- THE PROBLEM -
Look for "Gaps" in each line of the entries, and return the matching lines.

[Records from a collection]
━━━━━━━━

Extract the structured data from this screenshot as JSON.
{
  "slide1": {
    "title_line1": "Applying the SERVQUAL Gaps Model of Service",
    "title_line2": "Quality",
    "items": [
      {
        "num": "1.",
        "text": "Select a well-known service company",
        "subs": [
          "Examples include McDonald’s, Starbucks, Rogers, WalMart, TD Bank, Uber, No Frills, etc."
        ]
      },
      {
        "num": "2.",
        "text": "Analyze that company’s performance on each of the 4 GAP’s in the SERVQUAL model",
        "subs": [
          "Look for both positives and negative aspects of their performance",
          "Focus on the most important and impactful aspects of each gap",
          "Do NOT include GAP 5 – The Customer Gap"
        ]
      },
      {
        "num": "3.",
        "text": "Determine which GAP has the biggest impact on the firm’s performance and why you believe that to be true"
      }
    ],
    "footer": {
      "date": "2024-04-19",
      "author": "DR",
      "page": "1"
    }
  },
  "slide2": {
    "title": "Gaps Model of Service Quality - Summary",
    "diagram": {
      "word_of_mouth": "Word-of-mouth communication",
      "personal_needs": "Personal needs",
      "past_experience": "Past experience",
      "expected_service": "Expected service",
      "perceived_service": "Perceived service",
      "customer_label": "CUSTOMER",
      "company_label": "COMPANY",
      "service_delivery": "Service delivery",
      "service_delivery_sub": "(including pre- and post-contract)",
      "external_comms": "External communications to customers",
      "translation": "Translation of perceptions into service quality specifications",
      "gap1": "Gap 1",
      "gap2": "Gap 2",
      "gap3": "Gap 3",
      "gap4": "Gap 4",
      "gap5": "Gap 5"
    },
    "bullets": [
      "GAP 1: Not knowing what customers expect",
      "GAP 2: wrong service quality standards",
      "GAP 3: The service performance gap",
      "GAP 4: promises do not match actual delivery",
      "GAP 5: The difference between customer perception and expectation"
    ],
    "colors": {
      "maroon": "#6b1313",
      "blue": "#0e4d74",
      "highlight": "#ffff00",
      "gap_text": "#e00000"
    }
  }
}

━━━━━━━━

- ANSWER IN FULL -
    "title_line1": "Applying the SERVQUAL Gaps Model of Service",
    "title": "Gaps Model of Service Quality - Summary",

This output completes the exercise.